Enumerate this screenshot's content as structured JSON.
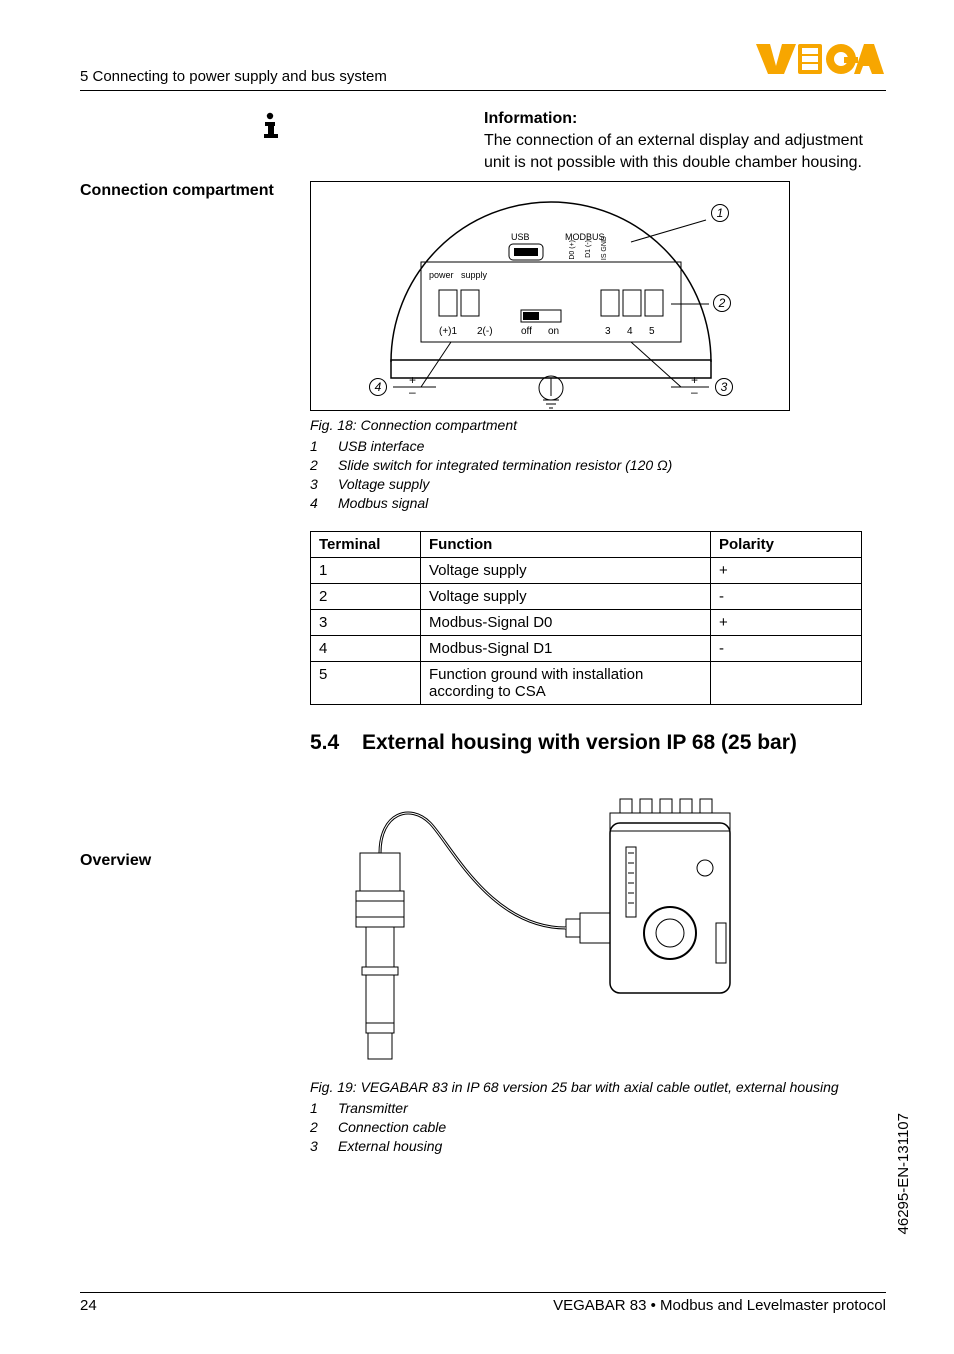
{
  "header": {
    "section_title": "5 Connecting to power supply and bus system",
    "brand": "VEGA"
  },
  "info": {
    "heading": "Information:",
    "body": "The connection of an external display and adjustment unit is not possible with this double chamber housing."
  },
  "sideLabels": {
    "connectionCompartment": "Connection compartment",
    "overview": "Overview"
  },
  "fig18": {
    "labels": {
      "usb": "USB",
      "modbus": "MODBUS",
      "d0": "D0 (+)",
      "d1": "D1 (-)",
      "isgnd": "IS GND",
      "power_supply": "power   supply",
      "plus1": "(+)1",
      "two_minus": "2(-)",
      "off": "off",
      "on": "on",
      "t3": "3",
      "t4": "4",
      "t5": "5"
    },
    "callouts": {
      "c1": "1",
      "c2": "2",
      "c3": "3",
      "c4": "4"
    },
    "caption": "Fig. 18: Connection compartment",
    "items": [
      {
        "n": "1",
        "t": "USB interface"
      },
      {
        "n": "2",
        "t": "Slide switch for integrated termination resistor (120 Ω)"
      },
      {
        "n": "3",
        "t": "Voltage supply"
      },
      {
        "n": "4",
        "t": "Modbus signal"
      }
    ]
  },
  "table": {
    "head": {
      "c1": "Terminal",
      "c2": "Function",
      "c3": "Polarity"
    },
    "rows": [
      {
        "c1": "1",
        "c2": "Voltage supply",
        "c3": "+"
      },
      {
        "c1": "2",
        "c2": "Voltage supply",
        "c3": "-"
      },
      {
        "c1": "3",
        "c2": "Modbus-Signal D0",
        "c3": "+"
      },
      {
        "c1": "4",
        "c2": "Modbus-Signal D1",
        "c3": "-"
      },
      {
        "c1": "5",
        "c2": "Function ground with installation according to CSA",
        "c3": ""
      }
    ]
  },
  "section54": {
    "num": "5.4",
    "title": "External housing with version IP 68 (25 bar)"
  },
  "fig19": {
    "caption": "Fig. 19: VEGABAR 83 in IP 68 version 25 bar with axial cable outlet, external housing",
    "items": [
      {
        "n": "1",
        "t": "Transmitter"
      },
      {
        "n": "2",
        "t": "Connection cable"
      },
      {
        "n": "3",
        "t": "External housing"
      }
    ]
  },
  "footer": {
    "page": "24",
    "product": "VEGABAR 83 • Modbus and Levelmaster protocol"
  },
  "docId": "46295-EN-131107"
}
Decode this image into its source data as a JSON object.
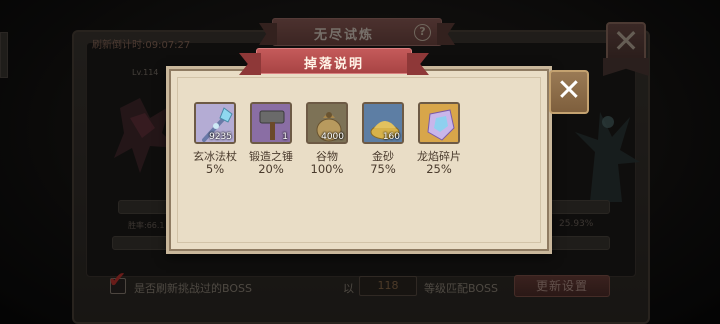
{
  "background": {
    "title": "无尽试炼",
    "timer_text": "刷新倒计时:09:07:27",
    "level_text": "Lv.114",
    "rate_text": "胜率:66.1",
    "percent_text": "25.93%",
    "refresh_checkbox_label": "是否刷新挑战过的BOSS",
    "refresh_checked": true,
    "yi_label": "以",
    "level_value": "118",
    "match_label": "等级匹配BOSS",
    "update_button_label": "更新设置",
    "close_label": "✕"
  },
  "popup": {
    "title": "掉落说明",
    "close_label": "✕",
    "items": [
      {
        "icon": "ice-staff-icon",
        "name": "玄冰法杖",
        "count": "9235",
        "rate": "5%",
        "slot_color": "#a9a0c9"
      },
      {
        "icon": "forge-hammer-icon",
        "name": "锻造之锤",
        "count": "1",
        "rate": "20%",
        "slot_color": "#8b6fa6"
      },
      {
        "icon": "grain-sack-icon",
        "name": "谷物",
        "count": "4000",
        "rate": "100%",
        "slot_color": "#7a6f55"
      },
      {
        "icon": "gold-sand-icon",
        "name": "金砂",
        "count": "160",
        "rate": "75%",
        "slot_color": "#5e7fa6"
      },
      {
        "icon": "dragon-flame-shard-icon",
        "name": "龙焰碎片",
        "count": "",
        "rate": "25%",
        "slot_color": "#d9a84a"
      }
    ]
  }
}
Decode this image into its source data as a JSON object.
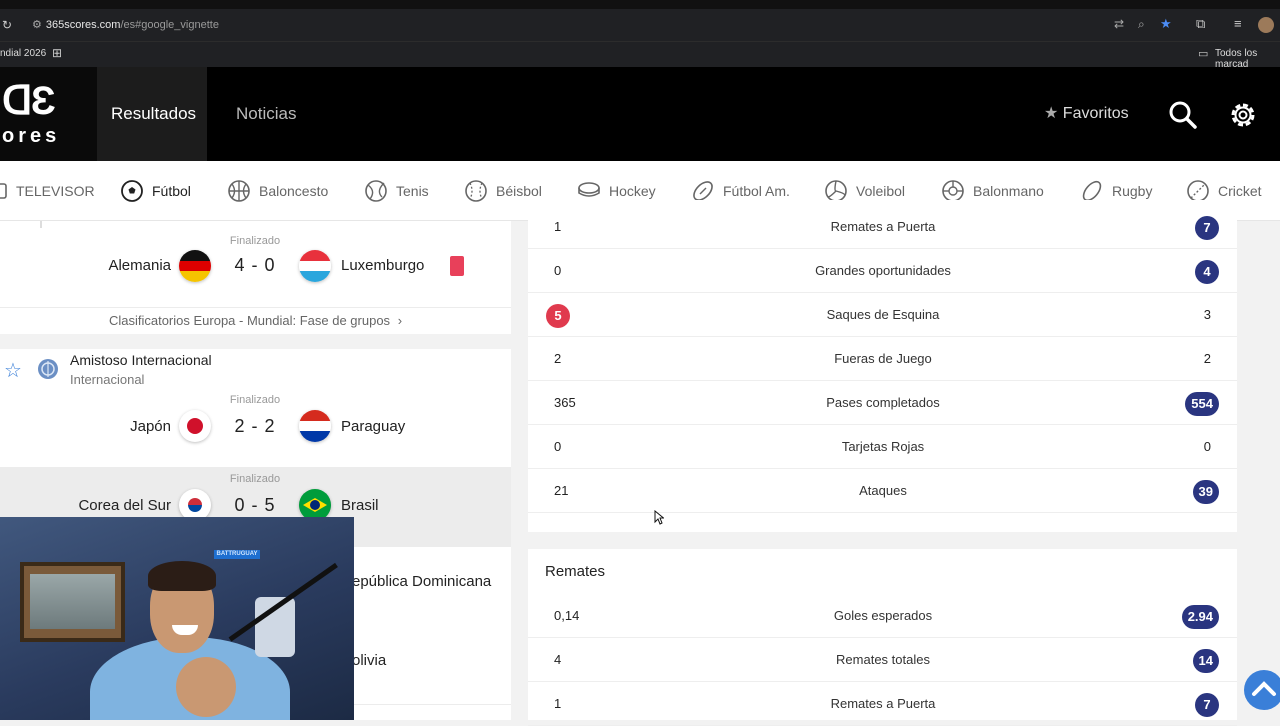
{
  "browser": {
    "url_domain": "365scores.com",
    "url_path": "/es#google_vignette",
    "bookmark_left": "ndial 2026",
    "bookmark_right": "Todos los marcad"
  },
  "header": {
    "logo_top": "ᗡƐ",
    "logo_bottom": "ores",
    "nav": [
      "Resultados",
      "Noticias"
    ],
    "favorites_label": "Favoritos"
  },
  "sports": [
    "TELEVISOR",
    "Fútbol",
    "Baloncesto",
    "Tenis",
    "Béisbol",
    "Hockey",
    "Fútbol Am.",
    "Voleibol",
    "Balonmano",
    "Rugby",
    "Cricket"
  ],
  "matches": [
    {
      "status": "Finalizado",
      "home": "Alemania",
      "score": "4 - 0",
      "away": "Luxemburgo"
    },
    {
      "status": "Finalizado",
      "home": "Japón",
      "score": "2 - 2",
      "away": "Paraguay"
    },
    {
      "status": "Finalizado",
      "home": "Corea del Sur",
      "score": "0 - 5",
      "away": "Brasil"
    }
  ],
  "competition_link": "Clasificatorios Europa - Mundial: Fase de grupos",
  "competition_header": {
    "title": "Amistoso Internacional",
    "subtitle": "Internacional"
  },
  "partial_rows": {
    "team_a": "epública Dominicana",
    "team_b": "olivia"
  },
  "stats_general": [
    {
      "name": "Remates a Puerta",
      "home": "1",
      "away": "7",
      "highlight": "away"
    },
    {
      "name": "Grandes oportunidades",
      "home": "0",
      "away": "4",
      "highlight": "away"
    },
    {
      "name": "Saques de Esquina",
      "home": "5",
      "away": "3",
      "highlight": "home"
    },
    {
      "name": "Fueras de Juego",
      "home": "2",
      "away": "2",
      "highlight": "none"
    },
    {
      "name": "Pases completados",
      "home": "365",
      "away": "554",
      "highlight": "away"
    },
    {
      "name": "Tarjetas Rojas",
      "home": "0",
      "away": "0",
      "highlight": "none"
    },
    {
      "name": "Ataques",
      "home": "21",
      "away": "39",
      "highlight": "away"
    }
  ],
  "section_remates": "Remates",
  "stats_remates": [
    {
      "name": "Goles esperados",
      "home": "0,14",
      "away": "2.94",
      "highlight": "away"
    },
    {
      "name": "Remates totales",
      "home": "4",
      "away": "14",
      "highlight": "away"
    },
    {
      "name": "Remates a Puerta",
      "home": "1",
      "away": "7",
      "highlight": "away"
    }
  ],
  "webcam_sign": "BATTRUGUAY",
  "colors": {
    "highlight_blue": "#2a3580",
    "highlight_red": "#e03a4e",
    "header_bg": "#000000"
  }
}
▬▬▬▬▬▬
• Written task:
Pictures stay out; repeat all the rest of the records exactly.

• Right answer:
Enumerate this screenshot's content as structured JSON.
{
  "header": {
    "section_title": "5 Connecting to power supply and bus system",
    "brand": "VEGA"
  },
  "info": {
    "heading": "Information:",
    "body": "The connection of an external display and adjustment unit is not possible with this double chamber housing."
  },
  "sideLabels": {
    "connectionCompartment": "Connection compartment",
    "overview": "Overview"
  },
  "fig18": {
    "labels": {
      "usb": "USB",
      "modbus": "MODBUS",
      "d0": "D0 (+)",
      "d1": "D1 (-)",
      "isgnd": "IS GND",
      "power_supply": "power   supply",
      "plus1": "(+)1",
      "two_minus": "2(-)",
      "off": "off",
      "on": "on",
      "t3": "3",
      "t4": "4",
      "t5": "5"
    },
    "callouts": {
      "c1": "1",
      "c2": "2",
      "c3": "3",
      "c4": "4"
    },
    "caption": "Fig. 18: Connection compartment",
    "items": [
      {
        "n": "1",
        "t": "USB interface"
      },
      {
        "n": "2",
        "t": "Slide switch for integrated termination resistor (120 Ω)"
      },
      {
        "n": "3",
        "t": "Voltage supply"
      },
      {
        "n": "4",
        "t": "Modbus signal"
      }
    ]
  },
  "table": {
    "head": {
      "c1": "Terminal",
      "c2": "Function",
      "c3": "Polarity"
    },
    "rows": [
      {
        "c1": "1",
        "c2": "Voltage supply",
        "c3": "+"
      },
      {
        "c1": "2",
        "c2": "Voltage supply",
        "c3": "-"
      },
      {
        "c1": "3",
        "c2": "Modbus-Signal D0",
        "c3": "+"
      },
      {
        "c1": "4",
        "c2": "Modbus-Signal D1",
        "c3": "-"
      },
      {
        "c1": "5",
        "c2": "Function ground with installation according to CSA",
        "c3": ""
      }
    ]
  },
  "section54": {
    "num": "5.4",
    "title": "External housing with version IP 68 (25 bar)"
  },
  "fig19": {
    "caption": "Fig. 19: VEGABAR 83 in IP 68 version 25 bar with axial cable outlet, external housing",
    "items": [
      {
        "n": "1",
        "t": "Transmitter"
      },
      {
        "n": "2",
        "t": "Connection cable"
      },
      {
        "n": "3",
        "t": "External housing"
      }
    ]
  },
  "footer": {
    "page": "24",
    "product": "VEGABAR 83 • Modbus and Levelmaster protocol"
  },
  "docId": "46295-EN-131107"
}
Decode this image into its source data as a JSON object.
{
  "background": {
    "title": "无尽试炼",
    "timer_text": "刷新倒计时:09:07:27",
    "level_text": "Lv.114",
    "rate_text": "胜率:66.1",
    "percent_text": "25.93%",
    "refresh_checkbox_label": "是否刷新挑战过的BOSS",
    "refresh_checked": true,
    "yi_label": "以",
    "level_value": "118",
    "match_label": "等级匹配BOSS",
    "update_button_label": "更新设置",
    "close_label": "✕"
  },
  "popup": {
    "title": "掉落说明",
    "close_label": "✕",
    "items": [
      {
        "icon": "ice-staff-icon",
        "name": "玄冰法杖",
        "count": "9235",
        "rate": "5%",
        "slot_color": "#a9a0c9"
      },
      {
        "icon": "forge-hammer-icon",
        "name": "锻造之锤",
        "count": "1",
        "rate": "20%",
        "slot_color": "#8b6fa6"
      },
      {
        "icon": "grain-sack-icon",
        "name": "谷物",
        "count": "4000",
        "rate": "100%",
        "slot_color": "#7a6f55"
      },
      {
        "icon": "gold-sand-icon",
        "name": "金砂",
        "count": "160",
        "rate": "75%",
        "slot_color": "#5e7fa6"
      },
      {
        "icon": "dragon-flame-shard-icon",
        "name": "龙焰碎片",
        "count": "",
        "rate": "25%",
        "slot_color": "#d9a84a"
      }
    ]
  }
}
Decode this image into its source data as a JSON object.
{
  "browser": {
    "url_domain": "365scores.com",
    "url_path": "/es#google_vignette",
    "bookmark_left": "ndial 2026",
    "bookmark_right": "Todos los marcad"
  },
  "header": {
    "logo_top": "ᗡƐ",
    "logo_bottom": "ores",
    "nav": [
      "Resultados",
      "Noticias"
    ],
    "favorites_label": "Favoritos"
  },
  "sports": [
    "TELEVISOR",
    "Fútbol",
    "Baloncesto",
    "Tenis",
    "Béisbol",
    "Hockey",
    "Fútbol Am.",
    "Voleibol",
    "Balonmano",
    "Rugby",
    "Cricket"
  ],
  "matches": [
    {
      "status": "Finalizado",
      "home": "Alemania",
      "score": "4 - 0",
      "away": "Luxemburgo"
    },
    {
      "status": "Finalizado",
      "home": "Japón",
      "score": "2 - 2",
      "away": "Paraguay"
    },
    {
      "status": "Finalizado",
      "home": "Corea del Sur",
      "score": "0 - 5",
      "away": "Brasil"
    }
  ],
  "competition_link": "Clasificatorios Europa - Mundial: Fase de grupos",
  "competition_header": {
    "title": "Amistoso Internacional",
    "subtitle": "Internacional"
  },
  "partial_rows": {
    "team_a": "epública Dominicana",
    "team_b": "olivia"
  },
  "stats_general": [
    {
      "name": "Remates a Puerta",
      "home": "1",
      "away": "7",
      "highlight": "away"
    },
    {
      "name": "Grandes oportunidades",
      "home": "0",
      "away": "4",
      "highlight": "away"
    },
    {
      "name": "Saques de Esquina",
      "home": "5",
      "away": "3",
      "highlight": "home"
    },
    {
      "name": "Fueras de Juego",
      "home": "2",
      "away": "2",
      "highlight": "none"
    },
    {
      "name": "Pases completados",
      "home": "365",
      "away": "554",
      "highlight": "away"
    },
    {
      "name": "Tarjetas Rojas",
      "home": "0",
      "away": "0",
      "highlight": "none"
    },
    {
      "name": "Ataques",
      "home": "21",
      "away": "39",
      "highlight": "away"
    }
  ],
  "section_remates": "Remates",
  "stats_remates": [
    {
      "name": "Goles esperados",
      "home": "0,14",
      "away": "2.94",
      "highlight": "away"
    },
    {
      "name": "Remates totales",
      "home": "4",
      "away": "14",
      "highlight": "away"
    },
    {
      "name": "Remates a Puerta",
      "home": "1",
      "away": "7",
      "highlight": "away"
    }
  ],
  "webcam_sign": "BATTRUGUAY",
  "colors": {
    "highlight_blue": "#2a3580",
    "highlight_red": "#e03a4e",
    "header_bg": "#000000"
  }
}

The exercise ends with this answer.